▶ _TASK DATA_

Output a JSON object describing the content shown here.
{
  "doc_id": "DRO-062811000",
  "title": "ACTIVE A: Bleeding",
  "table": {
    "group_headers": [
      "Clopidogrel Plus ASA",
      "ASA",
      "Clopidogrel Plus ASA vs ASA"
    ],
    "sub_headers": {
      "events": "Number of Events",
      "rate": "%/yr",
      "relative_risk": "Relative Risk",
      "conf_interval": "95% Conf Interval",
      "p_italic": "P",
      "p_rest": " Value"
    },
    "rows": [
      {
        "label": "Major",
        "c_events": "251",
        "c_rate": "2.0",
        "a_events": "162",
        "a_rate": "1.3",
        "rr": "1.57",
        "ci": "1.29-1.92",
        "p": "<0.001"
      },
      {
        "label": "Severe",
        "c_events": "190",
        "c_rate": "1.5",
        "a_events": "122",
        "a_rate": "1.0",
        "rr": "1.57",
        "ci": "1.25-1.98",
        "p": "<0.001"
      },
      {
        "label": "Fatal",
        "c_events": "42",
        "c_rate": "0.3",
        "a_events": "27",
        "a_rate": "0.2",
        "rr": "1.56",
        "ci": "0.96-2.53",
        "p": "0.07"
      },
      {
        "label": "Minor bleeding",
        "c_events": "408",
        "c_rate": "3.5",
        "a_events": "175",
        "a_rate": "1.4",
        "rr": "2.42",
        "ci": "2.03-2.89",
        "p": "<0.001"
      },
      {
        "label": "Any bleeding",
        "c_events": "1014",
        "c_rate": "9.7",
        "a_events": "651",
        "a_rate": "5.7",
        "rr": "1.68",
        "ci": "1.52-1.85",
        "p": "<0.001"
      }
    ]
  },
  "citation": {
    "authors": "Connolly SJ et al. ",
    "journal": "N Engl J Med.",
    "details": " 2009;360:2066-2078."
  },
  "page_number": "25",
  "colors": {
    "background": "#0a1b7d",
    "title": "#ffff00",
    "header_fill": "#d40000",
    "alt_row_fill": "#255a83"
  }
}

▶ _EXERCISE_
The entries above must be returned in full, exactly as shown.

▶ _FULL RESPONSE_
Output a JSON object describing the content shown here.
{
  "doc_id": "DRO-062811000",
  "title": "ACTIVE A: Bleeding",
  "table": {
    "group_headers": [
      "Clopidogrel Plus ASA",
      "ASA",
      "Clopidogrel Plus ASA vs ASA"
    ],
    "sub_headers": {
      "events": "Number of Events",
      "rate": "%/yr",
      "relative_risk": "Relative Risk",
      "conf_interval": "95% Conf Interval",
      "p_italic": "P",
      "p_rest": " Value"
    },
    "rows": [
      {
        "label": "Major",
        "c_events": "251",
        "c_rate": "2.0",
        "a_events": "162",
        "a_rate": "1.3",
        "rr": "1.57",
        "ci": "1.29-1.92",
        "p": "<0.001"
      },
      {
        "label": "Severe",
        "c_events": "190",
        "c_rate": "1.5",
        "a_events": "122",
        "a_rate": "1.0",
        "rr": "1.57",
        "ci": "1.25-1.98",
        "p": "<0.001"
      },
      {
        "label": "Fatal",
        "c_events": "42",
        "c_rate": "0.3",
        "a_events": "27",
        "a_rate": "0.2",
        "rr": "1.56",
        "ci": "0.96-2.53",
        "p": "0.07"
      },
      {
        "label": "Minor bleeding",
        "c_events": "408",
        "c_rate": "3.5",
        "a_events": "175",
        "a_rate": "1.4",
        "rr": "2.42",
        "ci": "2.03-2.89",
        "p": "<0.001"
      },
      {
        "label": "Any bleeding",
        "c_events": "1014",
        "c_rate": "9.7",
        "a_events": "651",
        "a_rate": "5.7",
        "rr": "1.68",
        "ci": "1.52-1.85",
        "p": "<0.001"
      }
    ]
  },
  "citation": {
    "authors": "Connolly SJ et al. ",
    "journal": "N Engl J Med.",
    "details": " 2009;360:2066-2078."
  },
  "page_number": "25",
  "colors": {
    "background": "#0a1b7d",
    "title": "#ffff00",
    "header_fill": "#d40000",
    "alt_row_fill": "#255a83"
  }
}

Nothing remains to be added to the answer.